[start of Data provided]

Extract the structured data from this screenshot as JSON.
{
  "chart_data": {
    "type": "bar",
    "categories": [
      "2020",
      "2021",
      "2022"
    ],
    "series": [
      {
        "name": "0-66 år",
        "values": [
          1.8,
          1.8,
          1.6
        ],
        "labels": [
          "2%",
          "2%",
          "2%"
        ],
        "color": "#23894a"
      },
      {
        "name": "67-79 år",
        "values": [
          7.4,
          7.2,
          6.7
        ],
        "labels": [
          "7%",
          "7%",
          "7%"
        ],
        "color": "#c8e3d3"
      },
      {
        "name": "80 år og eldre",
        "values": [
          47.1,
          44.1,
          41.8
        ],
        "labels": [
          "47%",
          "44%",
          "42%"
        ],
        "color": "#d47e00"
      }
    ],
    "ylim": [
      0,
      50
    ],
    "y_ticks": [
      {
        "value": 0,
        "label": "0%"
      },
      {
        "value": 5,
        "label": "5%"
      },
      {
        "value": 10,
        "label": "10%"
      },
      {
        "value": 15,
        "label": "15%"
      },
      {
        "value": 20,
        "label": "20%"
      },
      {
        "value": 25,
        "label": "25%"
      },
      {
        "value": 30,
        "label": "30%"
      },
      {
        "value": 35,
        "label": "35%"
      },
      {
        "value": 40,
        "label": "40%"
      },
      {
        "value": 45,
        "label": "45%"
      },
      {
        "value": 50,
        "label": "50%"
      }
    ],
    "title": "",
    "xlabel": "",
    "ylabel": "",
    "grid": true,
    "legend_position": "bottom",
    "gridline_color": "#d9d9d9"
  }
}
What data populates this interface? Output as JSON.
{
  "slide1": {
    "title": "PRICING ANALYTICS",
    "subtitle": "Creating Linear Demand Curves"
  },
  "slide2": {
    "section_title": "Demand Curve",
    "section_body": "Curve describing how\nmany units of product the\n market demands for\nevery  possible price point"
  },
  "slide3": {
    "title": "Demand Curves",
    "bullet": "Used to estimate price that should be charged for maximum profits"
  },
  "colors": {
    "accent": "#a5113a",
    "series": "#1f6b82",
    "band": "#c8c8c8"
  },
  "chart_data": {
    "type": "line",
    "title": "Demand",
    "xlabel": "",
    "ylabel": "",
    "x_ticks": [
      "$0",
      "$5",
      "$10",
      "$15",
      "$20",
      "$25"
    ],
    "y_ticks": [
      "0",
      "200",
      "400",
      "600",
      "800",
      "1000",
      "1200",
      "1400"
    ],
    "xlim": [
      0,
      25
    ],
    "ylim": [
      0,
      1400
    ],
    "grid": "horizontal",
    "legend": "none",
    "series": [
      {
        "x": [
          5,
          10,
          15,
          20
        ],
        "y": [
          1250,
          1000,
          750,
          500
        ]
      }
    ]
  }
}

[end of Data provided]
[start of Data provided]

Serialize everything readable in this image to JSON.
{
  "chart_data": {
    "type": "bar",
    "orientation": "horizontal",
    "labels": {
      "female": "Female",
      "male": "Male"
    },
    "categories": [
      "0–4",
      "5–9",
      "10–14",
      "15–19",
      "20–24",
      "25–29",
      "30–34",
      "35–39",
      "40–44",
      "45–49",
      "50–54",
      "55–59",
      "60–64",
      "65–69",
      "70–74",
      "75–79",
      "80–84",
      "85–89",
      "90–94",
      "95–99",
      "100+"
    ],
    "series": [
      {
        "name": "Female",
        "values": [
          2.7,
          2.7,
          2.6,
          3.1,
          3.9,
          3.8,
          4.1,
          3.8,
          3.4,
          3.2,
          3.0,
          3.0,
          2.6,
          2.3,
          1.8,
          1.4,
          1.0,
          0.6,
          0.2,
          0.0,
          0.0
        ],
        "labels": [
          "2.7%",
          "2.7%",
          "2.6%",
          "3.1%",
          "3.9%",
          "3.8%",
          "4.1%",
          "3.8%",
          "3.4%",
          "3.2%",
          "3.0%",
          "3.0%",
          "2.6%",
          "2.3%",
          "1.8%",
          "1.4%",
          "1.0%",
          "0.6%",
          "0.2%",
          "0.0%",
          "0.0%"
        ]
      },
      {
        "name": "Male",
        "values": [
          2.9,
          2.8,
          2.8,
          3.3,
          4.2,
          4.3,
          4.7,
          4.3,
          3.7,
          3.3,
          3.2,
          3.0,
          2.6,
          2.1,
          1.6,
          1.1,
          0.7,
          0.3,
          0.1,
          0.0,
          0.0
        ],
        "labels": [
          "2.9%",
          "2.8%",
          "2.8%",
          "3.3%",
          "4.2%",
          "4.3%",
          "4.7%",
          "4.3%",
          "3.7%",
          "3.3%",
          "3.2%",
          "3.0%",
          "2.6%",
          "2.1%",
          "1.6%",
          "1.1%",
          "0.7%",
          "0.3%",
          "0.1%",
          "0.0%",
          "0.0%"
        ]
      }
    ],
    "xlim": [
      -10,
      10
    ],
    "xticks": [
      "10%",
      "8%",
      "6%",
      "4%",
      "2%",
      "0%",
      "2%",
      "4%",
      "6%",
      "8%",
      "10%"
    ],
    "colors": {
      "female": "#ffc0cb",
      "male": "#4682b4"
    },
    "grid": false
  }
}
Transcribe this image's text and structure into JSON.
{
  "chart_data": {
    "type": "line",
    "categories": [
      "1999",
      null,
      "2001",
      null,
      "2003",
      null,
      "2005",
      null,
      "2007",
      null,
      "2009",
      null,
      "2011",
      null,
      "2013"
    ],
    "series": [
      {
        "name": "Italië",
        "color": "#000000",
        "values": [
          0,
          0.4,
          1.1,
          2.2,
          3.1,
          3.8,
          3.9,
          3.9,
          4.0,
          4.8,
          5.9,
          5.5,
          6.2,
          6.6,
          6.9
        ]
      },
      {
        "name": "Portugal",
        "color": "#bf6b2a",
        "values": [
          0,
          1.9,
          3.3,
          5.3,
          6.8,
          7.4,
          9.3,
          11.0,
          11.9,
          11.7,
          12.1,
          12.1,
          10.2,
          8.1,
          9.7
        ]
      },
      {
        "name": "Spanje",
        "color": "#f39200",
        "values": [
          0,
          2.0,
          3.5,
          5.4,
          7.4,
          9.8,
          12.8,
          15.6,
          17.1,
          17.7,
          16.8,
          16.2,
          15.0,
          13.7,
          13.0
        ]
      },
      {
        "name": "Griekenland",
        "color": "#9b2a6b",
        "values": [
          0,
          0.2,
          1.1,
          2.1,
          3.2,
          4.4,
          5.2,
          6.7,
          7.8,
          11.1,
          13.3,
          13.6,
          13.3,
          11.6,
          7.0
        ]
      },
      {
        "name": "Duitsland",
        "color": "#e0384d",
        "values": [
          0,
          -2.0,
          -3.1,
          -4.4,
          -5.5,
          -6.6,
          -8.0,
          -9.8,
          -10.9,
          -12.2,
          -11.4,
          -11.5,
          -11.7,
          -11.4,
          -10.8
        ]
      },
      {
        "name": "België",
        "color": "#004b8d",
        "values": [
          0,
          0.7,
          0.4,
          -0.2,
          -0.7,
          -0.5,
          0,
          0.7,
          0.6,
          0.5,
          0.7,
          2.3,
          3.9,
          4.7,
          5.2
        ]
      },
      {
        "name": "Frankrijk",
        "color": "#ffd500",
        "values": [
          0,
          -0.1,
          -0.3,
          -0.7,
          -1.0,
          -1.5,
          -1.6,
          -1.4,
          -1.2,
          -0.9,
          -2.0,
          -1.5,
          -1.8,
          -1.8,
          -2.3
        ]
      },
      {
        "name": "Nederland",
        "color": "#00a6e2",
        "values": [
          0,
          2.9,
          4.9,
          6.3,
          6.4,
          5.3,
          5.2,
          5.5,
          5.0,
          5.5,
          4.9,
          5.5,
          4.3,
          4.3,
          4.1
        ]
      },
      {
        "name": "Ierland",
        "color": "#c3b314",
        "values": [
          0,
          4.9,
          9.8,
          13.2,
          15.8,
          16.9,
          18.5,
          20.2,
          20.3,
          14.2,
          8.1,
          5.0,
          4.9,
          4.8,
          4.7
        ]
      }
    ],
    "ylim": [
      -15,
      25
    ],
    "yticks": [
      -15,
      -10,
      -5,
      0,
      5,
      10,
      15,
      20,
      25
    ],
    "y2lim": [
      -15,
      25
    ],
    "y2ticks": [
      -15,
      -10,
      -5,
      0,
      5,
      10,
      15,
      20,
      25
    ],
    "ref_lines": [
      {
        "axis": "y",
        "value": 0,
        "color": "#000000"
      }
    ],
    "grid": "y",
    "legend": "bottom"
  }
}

[end of Data provided]

Work to be completed:
Only the number is needed: state how many lines in the listing contain "this".

Full response:
4